Problem description – Copy out every line exactly as given.

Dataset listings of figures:
• • • • • • •

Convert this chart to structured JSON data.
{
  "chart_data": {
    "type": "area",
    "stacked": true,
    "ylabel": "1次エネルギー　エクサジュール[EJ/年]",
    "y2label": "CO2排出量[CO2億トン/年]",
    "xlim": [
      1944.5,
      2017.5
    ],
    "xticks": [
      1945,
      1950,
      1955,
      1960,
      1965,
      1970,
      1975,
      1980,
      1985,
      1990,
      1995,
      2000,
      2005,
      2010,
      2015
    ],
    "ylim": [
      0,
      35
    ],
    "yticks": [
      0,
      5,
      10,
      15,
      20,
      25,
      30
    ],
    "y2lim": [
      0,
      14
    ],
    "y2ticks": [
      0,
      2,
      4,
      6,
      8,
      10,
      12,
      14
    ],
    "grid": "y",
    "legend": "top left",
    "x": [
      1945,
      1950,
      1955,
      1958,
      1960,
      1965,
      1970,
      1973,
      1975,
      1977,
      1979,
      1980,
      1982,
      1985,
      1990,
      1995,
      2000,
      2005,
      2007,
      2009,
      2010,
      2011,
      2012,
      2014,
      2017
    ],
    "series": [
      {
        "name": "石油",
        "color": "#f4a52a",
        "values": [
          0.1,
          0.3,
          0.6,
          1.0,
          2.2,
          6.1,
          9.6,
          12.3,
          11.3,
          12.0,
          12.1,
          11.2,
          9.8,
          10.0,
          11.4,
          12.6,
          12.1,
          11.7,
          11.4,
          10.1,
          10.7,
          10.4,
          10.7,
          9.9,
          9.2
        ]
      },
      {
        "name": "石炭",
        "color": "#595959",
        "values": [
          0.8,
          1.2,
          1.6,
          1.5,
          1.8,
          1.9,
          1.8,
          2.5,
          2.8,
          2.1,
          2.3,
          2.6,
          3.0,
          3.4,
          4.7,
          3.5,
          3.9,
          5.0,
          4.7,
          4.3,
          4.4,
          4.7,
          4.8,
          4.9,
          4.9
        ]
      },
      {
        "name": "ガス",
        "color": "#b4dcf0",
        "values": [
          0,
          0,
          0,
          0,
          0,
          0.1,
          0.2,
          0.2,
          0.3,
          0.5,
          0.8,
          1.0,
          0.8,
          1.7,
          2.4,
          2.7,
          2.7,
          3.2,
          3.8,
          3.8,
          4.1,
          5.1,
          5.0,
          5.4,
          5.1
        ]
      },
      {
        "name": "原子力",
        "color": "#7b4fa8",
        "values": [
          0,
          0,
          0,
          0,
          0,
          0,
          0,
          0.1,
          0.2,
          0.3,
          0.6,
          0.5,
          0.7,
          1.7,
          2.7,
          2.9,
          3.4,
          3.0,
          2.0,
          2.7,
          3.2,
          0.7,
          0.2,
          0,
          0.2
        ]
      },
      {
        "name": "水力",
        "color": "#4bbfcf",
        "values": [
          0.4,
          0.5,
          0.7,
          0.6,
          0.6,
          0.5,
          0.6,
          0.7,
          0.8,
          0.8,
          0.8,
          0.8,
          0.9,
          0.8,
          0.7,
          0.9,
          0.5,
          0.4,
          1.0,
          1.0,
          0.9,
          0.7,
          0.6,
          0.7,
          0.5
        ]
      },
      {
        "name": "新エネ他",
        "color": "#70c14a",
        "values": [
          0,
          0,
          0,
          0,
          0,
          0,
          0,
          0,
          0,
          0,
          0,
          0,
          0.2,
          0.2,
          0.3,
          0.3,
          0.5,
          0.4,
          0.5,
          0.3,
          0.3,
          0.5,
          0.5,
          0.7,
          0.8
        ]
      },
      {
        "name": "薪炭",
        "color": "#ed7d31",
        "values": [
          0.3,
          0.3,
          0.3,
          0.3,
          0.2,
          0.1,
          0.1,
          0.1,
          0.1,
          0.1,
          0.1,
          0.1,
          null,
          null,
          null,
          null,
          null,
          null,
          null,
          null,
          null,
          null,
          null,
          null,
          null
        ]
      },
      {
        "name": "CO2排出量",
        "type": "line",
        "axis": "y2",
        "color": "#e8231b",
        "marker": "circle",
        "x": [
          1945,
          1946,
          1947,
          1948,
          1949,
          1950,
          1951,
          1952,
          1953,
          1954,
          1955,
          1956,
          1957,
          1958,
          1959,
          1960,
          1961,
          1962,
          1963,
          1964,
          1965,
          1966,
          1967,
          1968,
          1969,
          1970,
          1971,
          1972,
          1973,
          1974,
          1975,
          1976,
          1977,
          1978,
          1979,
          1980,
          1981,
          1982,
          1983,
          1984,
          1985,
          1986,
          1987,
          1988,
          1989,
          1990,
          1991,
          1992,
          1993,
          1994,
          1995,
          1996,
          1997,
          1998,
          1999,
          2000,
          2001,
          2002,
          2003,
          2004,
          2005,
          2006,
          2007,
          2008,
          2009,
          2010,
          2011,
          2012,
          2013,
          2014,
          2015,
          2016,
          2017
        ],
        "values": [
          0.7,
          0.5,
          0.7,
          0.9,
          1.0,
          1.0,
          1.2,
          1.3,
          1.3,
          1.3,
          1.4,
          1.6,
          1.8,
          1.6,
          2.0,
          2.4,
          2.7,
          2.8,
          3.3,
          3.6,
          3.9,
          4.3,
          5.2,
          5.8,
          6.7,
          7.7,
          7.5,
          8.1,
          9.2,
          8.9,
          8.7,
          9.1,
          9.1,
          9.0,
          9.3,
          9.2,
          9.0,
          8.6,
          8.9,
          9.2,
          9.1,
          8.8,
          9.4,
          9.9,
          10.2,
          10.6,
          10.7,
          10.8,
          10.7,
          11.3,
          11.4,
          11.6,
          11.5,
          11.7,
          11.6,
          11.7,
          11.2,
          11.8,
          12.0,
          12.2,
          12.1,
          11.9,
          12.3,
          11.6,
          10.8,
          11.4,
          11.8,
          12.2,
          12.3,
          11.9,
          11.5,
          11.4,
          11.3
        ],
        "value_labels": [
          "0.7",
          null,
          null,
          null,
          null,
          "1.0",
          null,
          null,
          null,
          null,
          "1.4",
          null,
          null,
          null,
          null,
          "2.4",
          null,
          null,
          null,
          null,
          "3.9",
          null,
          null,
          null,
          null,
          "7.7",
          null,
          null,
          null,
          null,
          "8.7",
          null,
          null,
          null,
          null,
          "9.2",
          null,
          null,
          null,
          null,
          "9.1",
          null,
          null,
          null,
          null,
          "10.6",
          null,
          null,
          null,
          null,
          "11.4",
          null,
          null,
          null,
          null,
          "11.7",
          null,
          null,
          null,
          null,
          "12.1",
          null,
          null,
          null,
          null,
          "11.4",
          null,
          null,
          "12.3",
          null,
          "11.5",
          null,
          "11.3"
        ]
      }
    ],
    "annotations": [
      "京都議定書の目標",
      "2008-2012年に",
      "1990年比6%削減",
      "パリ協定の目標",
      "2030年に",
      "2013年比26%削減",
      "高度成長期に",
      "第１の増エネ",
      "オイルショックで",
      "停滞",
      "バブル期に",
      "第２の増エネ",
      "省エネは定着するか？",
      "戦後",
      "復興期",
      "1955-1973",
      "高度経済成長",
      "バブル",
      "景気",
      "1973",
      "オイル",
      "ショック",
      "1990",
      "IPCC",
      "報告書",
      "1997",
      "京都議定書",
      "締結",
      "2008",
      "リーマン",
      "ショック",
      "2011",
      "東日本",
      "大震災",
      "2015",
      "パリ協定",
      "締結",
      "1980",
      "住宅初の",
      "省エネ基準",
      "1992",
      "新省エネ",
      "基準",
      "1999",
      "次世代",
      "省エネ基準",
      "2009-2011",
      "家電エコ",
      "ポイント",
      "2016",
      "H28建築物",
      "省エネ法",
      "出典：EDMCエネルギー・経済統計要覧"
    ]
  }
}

• • • • • • •

Correct response –
Convert this chart to structured JSON data.
{
  "chart_data": {
    "type": "area",
    "stacked": true,
    "ylabel": "1次エネルギー　エクサジュール[EJ/年]",
    "y2label": "CO2排出量[CO2億トン/年]",
    "xlim": [
      1944.5,
      2017.5
    ],
    "xticks": [
      1945,
      1950,
      1955,
      1960,
      1965,
      1970,
      1975,
      1980,
      1985,
      1990,
      1995,
      2000,
      2005,
      2010,
      2015
    ],
    "ylim": [
      0,
      35
    ],
    "yticks": [
      0,
      5,
      10,
      15,
      20,
      25,
      30
    ],
    "y2lim": [
      0,
      14
    ],
    "y2ticks": [
      0,
      2,
      4,
      6,
      8,
      10,
      12,
      14
    ],
    "grid": "y",
    "legend": "top left",
    "x": [
      1945,
      1950,
      1955,
      1958,
      1960,
      1965,
      1970,
      1973,
      1975,
      1977,
      1979,
      1980,
      1982,
      1985,
      1990,
      1995,
      2000,
      2005,
      2007,
      2009,
      2010,
      2011,
      2012,
      2014,
      2017
    ],
    "series": [
      {
        "name": "石油",
        "color": "#f4a52a",
        "values": [
          0.1,
          0.3,
          0.6,
          1.0,
          2.2,
          6.1,
          9.6,
          12.3,
          11.3,
          12.0,
          12.1,
          11.2,
          9.8,
          10.0,
          11.4,
          12.6,
          12.1,
          11.7,
          11.4,
          10.1,
          10.7,
          10.4,
          10.7,
          9.9,
          9.2
        ]
      },
      {
        "name": "石炭",
        "color": "#595959",
        "values": [
          0.8,
          1.2,
          1.6,
          1.5,
          1.8,
          1.9,
          1.8,
          2.5,
          2.8,
          2.1,
          2.3,
          2.6,
          3.0,
          3.4,
          4.7,
          3.5,
          3.9,
          5.0,
          4.7,
          4.3,
          4.4,
          4.7,
          4.8,
          4.9,
          4.9
        ]
      },
      {
        "name": "ガス",
        "color": "#b4dcf0",
        "values": [
          0,
          0,
          0,
          0,
          0,
          0.1,
          0.2,
          0.2,
          0.3,
          0.5,
          0.8,
          1.0,
          0.8,
          1.7,
          2.4,
          2.7,
          2.7,
          3.2,
          3.8,
          3.8,
          4.1,
          5.1,
          5.0,
          5.4,
          5.1
        ]
      },
      {
        "name": "原子力",
        "color": "#7b4fa8",
        "values": [
          0,
          0,
          0,
          0,
          0,
          0,
          0,
          0.1,
          0.2,
          0.3,
          0.6,
          0.5,
          0.7,
          1.7,
          2.7,
          2.9,
          3.4,
          3.0,
          2.0,
          2.7,
          3.2,
          0.7,
          0.2,
          0,
          0.2
        ]
      },
      {
        "name": "水力",
        "color": "#4bbfcf",
        "values": [
          0.4,
          0.5,
          0.7,
          0.6,
          0.6,
          0.5,
          0.6,
          0.7,
          0.8,
          0.8,
          0.8,
          0.8,
          0.9,
          0.8,
          0.7,
          0.9,
          0.5,
          0.4,
          1.0,
          1.0,
          0.9,
          0.7,
          0.6,
          0.7,
          0.5
        ]
      },
      {
        "name": "新エネ他",
        "color": "#70c14a",
        "values": [
          0,
          0,
          0,
          0,
          0,
          0,
          0,
          0,
          0,
          0,
          0,
          0,
          0.2,
          0.2,
          0.3,
          0.3,
          0.5,
          0.4,
          0.5,
          0.3,
          0.3,
          0.5,
          0.5,
          0.7,
          0.8
        ]
      },
      {
        "name": "薪炭",
        "color": "#ed7d31",
        "values": [
          0.3,
          0.3,
          0.3,
          0.3,
          0.2,
          0.1,
          0.1,
          0.1,
          0.1,
          0.1,
          0.1,
          0.1,
          null,
          null,
          null,
          null,
          null,
          null,
          null,
          null,
          null,
          null,
          null,
          null,
          null
        ]
      },
      {
        "name": "CO2排出量",
        "type": "line",
        "axis": "y2",
        "color": "#e8231b",
        "marker": "circle",
        "x": [
          1945,
          1946,
          1947,
          1948,
          1949,
          1950,
          1951,
          1952,
          1953,
          1954,
          1955,
          1956,
          1957,
          1958,
          1959,
          1960,
          1961,
          1962,
          1963,
          1964,
          1965,
          1966,
          1967,
          1968,
          1969,
          1970,
          1971,
          1972,
          1973,
          1974,
          1975,
          1976,
          1977,
          1978,
          1979,
          1980,
          1981,
          1982,
          1983,
          1984,
          1985,
          1986,
          1987,
          1988,
          1989,
          1990,
          1991,
          1992,
          1993,
          1994,
          1995,
          1996,
          1997,
          1998,
          1999,
          2000,
          2001,
          2002,
          2003,
          2004,
          2005,
          2006,
          2007,
          2008,
          2009,
          2010,
          2011,
          2012,
          2013,
          2014,
          2015,
          2016,
          2017
        ],
        "values": [
          0.7,
          0.5,
          0.7,
          0.9,
          1.0,
          1.0,
          1.2,
          1.3,
          1.3,
          1.3,
          1.4,
          1.6,
          1.8,
          1.6,
          2.0,
          2.4,
          2.7,
          2.8,
          3.3,
          3.6,
          3.9,
          4.3,
          5.2,
          5.8,
          6.7,
          7.7,
          7.5,
          8.1,
          9.2,
          8.9,
          8.7,
          9.1,
          9.1,
          9.0,
          9.3,
          9.2,
          9.0,
          8.6,
          8.9,
          9.2,
          9.1,
          8.8,
          9.4,
          9.9,
          10.2,
          10.6,
          10.7,
          10.8,
          10.7,
          11.3,
          11.4,
          11.6,
          11.5,
          11.7,
          11.6,
          11.7,
          11.2,
          11.8,
          12.0,
          12.2,
          12.1,
          11.9,
          12.3,
          11.6,
          10.8,
          11.4,
          11.8,
          12.2,
          12.3,
          11.9,
          11.5,
          11.4,
          11.3
        ],
        "value_labels": [
          "0.7",
          null,
          null,
          null,
          null,
          "1.0",
          null,
          null,
          null,
          null,
          "1.4",
          null,
          null,
          null,
          null,
          "2.4",
          null,
          null,
          null,
          null,
          "3.9",
          null,
          null,
          null,
          null,
          "7.7",
          null,
          null,
          null,
          null,
          "8.7",
          null,
          null,
          null,
          null,
          "9.2",
          null,
          null,
          null,
          null,
          "9.1",
          null,
          null,
          null,
          null,
          "10.6",
          null,
          null,
          null,
          null,
          "11.4",
          null,
          null,
          null,
          null,
          "11.7",
          null,
          null,
          null,
          null,
          "12.1",
          null,
          null,
          null,
          null,
          "11.4",
          null,
          null,
          "12.3",
          null,
          "11.5",
          null,
          "11.3"
        ]
      }
    ],
    "annotations": [
      "京都議定書の目標",
      "2008-2012年に",
      "1990年比6%削減",
      "パリ協定の目標",
      "2030年に",
      "2013年比26%削減",
      "高度成長期に",
      "第１の増エネ",
      "オイルショックで",
      "停滞",
      "バブル期に",
      "第２の増エネ",
      "省エネは定着するか？",
      "戦後",
      "復興期",
      "1955-1973",
      "高度経済成長",
      "バブル",
      "景気",
      "1973",
      "オイル",
      "ショック",
      "1990",
      "IPCC",
      "報告書",
      "1997",
      "京都議定書",
      "締結",
      "2008",
      "リーマン",
      "ショック",
      "2011",
      "東日本",
      "大震災",
      "2015",
      "パリ協定",
      "締結",
      "1980",
      "住宅初の",
      "省エネ基準",
      "1992",
      "新省エネ",
      "基準",
      "1999",
      "次世代",
      "省エネ基準",
      "2009-2011",
      "家電エコ",
      "ポイント",
      "2016",
      "H28建築物",
      "省エネ法",
      "出典：EDMCエネルギー・経済統計要覧"
    ]
  }
}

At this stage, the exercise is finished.